What the task asks:
Reproduce all the entries beneath this sentence exactly.

______________________________

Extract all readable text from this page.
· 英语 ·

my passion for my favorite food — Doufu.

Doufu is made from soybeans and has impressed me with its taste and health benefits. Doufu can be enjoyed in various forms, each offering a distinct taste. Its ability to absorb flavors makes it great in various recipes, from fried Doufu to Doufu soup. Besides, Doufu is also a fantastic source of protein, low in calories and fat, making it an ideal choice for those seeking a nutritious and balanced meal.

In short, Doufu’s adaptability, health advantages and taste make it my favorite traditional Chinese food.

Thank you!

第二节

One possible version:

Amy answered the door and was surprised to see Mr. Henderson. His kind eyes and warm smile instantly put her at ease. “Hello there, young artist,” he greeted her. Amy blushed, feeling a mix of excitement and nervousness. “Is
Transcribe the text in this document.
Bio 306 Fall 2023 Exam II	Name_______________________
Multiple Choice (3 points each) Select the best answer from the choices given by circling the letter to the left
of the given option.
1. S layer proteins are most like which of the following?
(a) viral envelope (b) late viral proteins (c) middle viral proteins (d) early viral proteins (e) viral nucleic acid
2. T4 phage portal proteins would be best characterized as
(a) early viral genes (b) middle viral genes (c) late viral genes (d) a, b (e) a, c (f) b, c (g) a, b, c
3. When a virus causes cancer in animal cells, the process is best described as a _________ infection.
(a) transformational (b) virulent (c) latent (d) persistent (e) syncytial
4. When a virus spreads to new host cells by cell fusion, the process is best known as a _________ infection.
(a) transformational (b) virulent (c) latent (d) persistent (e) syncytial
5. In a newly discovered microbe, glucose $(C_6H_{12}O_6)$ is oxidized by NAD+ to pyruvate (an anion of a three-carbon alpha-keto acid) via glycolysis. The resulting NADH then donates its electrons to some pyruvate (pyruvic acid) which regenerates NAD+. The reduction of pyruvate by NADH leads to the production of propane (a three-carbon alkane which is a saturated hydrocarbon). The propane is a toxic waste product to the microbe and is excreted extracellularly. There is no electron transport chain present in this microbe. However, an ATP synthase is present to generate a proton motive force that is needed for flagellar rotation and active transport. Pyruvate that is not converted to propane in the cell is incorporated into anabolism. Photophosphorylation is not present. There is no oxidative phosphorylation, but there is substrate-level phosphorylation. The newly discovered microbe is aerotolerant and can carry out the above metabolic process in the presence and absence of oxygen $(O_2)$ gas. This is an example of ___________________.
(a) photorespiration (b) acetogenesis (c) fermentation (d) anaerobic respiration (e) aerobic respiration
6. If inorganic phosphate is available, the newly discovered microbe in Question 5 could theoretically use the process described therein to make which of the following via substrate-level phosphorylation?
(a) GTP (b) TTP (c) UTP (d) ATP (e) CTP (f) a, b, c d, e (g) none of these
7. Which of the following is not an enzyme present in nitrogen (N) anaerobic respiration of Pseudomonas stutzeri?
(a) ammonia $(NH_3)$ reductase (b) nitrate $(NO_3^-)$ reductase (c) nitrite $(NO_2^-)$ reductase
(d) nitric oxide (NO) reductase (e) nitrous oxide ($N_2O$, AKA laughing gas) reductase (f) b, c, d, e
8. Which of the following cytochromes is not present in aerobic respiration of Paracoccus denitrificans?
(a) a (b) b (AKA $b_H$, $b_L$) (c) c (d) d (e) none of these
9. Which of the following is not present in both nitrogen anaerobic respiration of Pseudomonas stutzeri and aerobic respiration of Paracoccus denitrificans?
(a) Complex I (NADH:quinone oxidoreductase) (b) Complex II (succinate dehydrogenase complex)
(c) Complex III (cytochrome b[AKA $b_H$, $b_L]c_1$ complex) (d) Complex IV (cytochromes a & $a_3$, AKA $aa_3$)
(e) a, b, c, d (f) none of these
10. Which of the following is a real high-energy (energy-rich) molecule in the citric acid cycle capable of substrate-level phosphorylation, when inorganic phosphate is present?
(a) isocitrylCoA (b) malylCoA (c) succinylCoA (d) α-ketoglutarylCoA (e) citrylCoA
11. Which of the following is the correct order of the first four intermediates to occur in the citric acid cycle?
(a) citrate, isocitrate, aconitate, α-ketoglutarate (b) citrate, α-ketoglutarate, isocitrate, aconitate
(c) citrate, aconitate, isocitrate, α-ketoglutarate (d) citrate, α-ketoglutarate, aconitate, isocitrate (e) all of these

______________________________

Answer to this exercise:
Extract all readable text from this page.
· 英语 ·

my passion for my favorite food — Doufu.

Doufu is made from soybeans and has impressed me with its taste and health benefits. Doufu can be enjoyed in various forms, each offering a distinct taste. Its ability to absorb flavors makes it great in various recipes, from fried Doufu to Doufu soup. Besides, Doufu is also a fantastic source of protein, low in calories and fat, making it an ideal choice for those seeking a nutritious and balanced meal.

In short, Doufu’s adaptability, health advantages and taste make it my favorite traditional Chinese food.

Thank you!

第二节

One possible version:

Amy answered the door and was surprised to see Mr. Henderson. His kind eyes and warm smile instantly put her at ease. “Hello there, young artist,” he greeted her. Amy blushed, feeling a mix of excitement and nervousness. “Is
Transcribe the text in this document.
Bio 306 Fall 2023 Exam II	Name_______________________
Multiple Choice (3 points each) Select the best answer from the choices given by circling the letter to the left
of the given option.
1. S layer proteins are most like which of the following?
(a) viral envelope (b) late viral proteins (c) middle viral proteins (d) early viral proteins (e) viral nucleic acid
2. T4 phage portal proteins would be best characterized as
(a) early viral genes (b) middle viral genes (c) late viral genes (d) a, b (e) a, c (f) b, c (g) a, b, c
3. When a virus causes cancer in animal cells, the process is best described as a _________ infection.
(a) transformational (b) virulent (c) latent (d) persistent (e) syncytial
4. When a virus spreads to new host cells by cell fusion, the process is best known as a _________ infection.
(a) transformational (b) virulent (c) latent (d) persistent (e) syncytial
5. In a newly discovered microbe, glucose $(C_6H_{12}O_6)$ is oxidized by NAD+ to pyruvate (an anion of a three-carbon alpha-keto acid) via glycolysis. The resulting NADH then donates its electrons to some pyruvate (pyruvic acid) which regenerates NAD+. The reduction of pyruvate by NADH leads to the production of propane (a three-carbon alkane which is a saturated hydrocarbon). The propane is a toxic waste product to the microbe and is excreted extracellularly. There is no electron transport chain present in this microbe. However, an ATP synthase is present to generate a proton motive force that is needed for flagellar rotation and active transport. Pyruvate that is not converted to propane in the cell is incorporated into anabolism. Photophosphorylation is not present. There is no oxidative phosphorylation, but there is substrate-level phosphorylation. The newly discovered microbe is aerotolerant and can carry out the above metabolic process in the presence and absence of oxygen $(O_2)$ gas. This is an example of ___________________.
(a) photorespiration (b) acetogenesis (c) fermentation (d) anaerobic respiration (e) aerobic respiration
6. If inorganic phosphate is available, the newly discovered microbe in Question 5 could theoretically use the process described therein to make which of the following via substrate-level phosphorylation?
(a) GTP (b) TTP (c) UTP (d) ATP (e) CTP (f) a, b, c d, e (g) none of these
7. Which of the following is not an enzyme present in nitrogen (N) anaerobic respiration of Pseudomonas stutzeri?
(a) ammonia $(NH_3)$ reductase (b) nitrate $(NO_3^-)$ reductase (c) nitrite $(NO_2^-)$ reductase
(d) nitric oxide (NO) reductase (e) nitrous oxide ($N_2O$, AKA laughing gas) reductase (f) b, c, d, e
8. Which of the following cytochromes is not present in aerobic respiration of Paracoccus denitrificans?
(a) a (b) b (AKA $b_H$, $b_L$) (c) c (d) d (e) none of these
9. Which of the following is not present in both nitrogen anaerobic respiration of Pseudomonas stutzeri and aerobic respiration of Paracoccus denitrificans?
(a) Complex I (NADH:quinone oxidoreductase) (b) Complex II (succinate dehydrogenase complex)
(c) Complex III (cytochrome b[AKA $b_H$, $b_L]c_1$ complex) (d) Complex IV (cytochromes a & $a_3$, AKA $aa_3$)
(e) a, b, c, d (f) none of these
10. Which of the following is a real high-energy (energy-rich) molecule in the citric acid cycle capable of substrate-level phosphorylation, when inorganic phosphate is present?
(a) isocitrylCoA (b) malylCoA (c) succinylCoA (d) α-ketoglutarylCoA (e) citrylCoA
11. Which of the following is the correct order of the first four intermediates to occur in the citric acid cycle?
(a) citrate, isocitrate, aconitate, α-ketoglutarate (b) citrate, α-ketoglutarate, isocitrate, aconitate
(c) citrate, aconitate, isocitrate, α-ketoglutarate (d) citrate, α-ketoglutarate, aconitate, isocitrate (e) all of these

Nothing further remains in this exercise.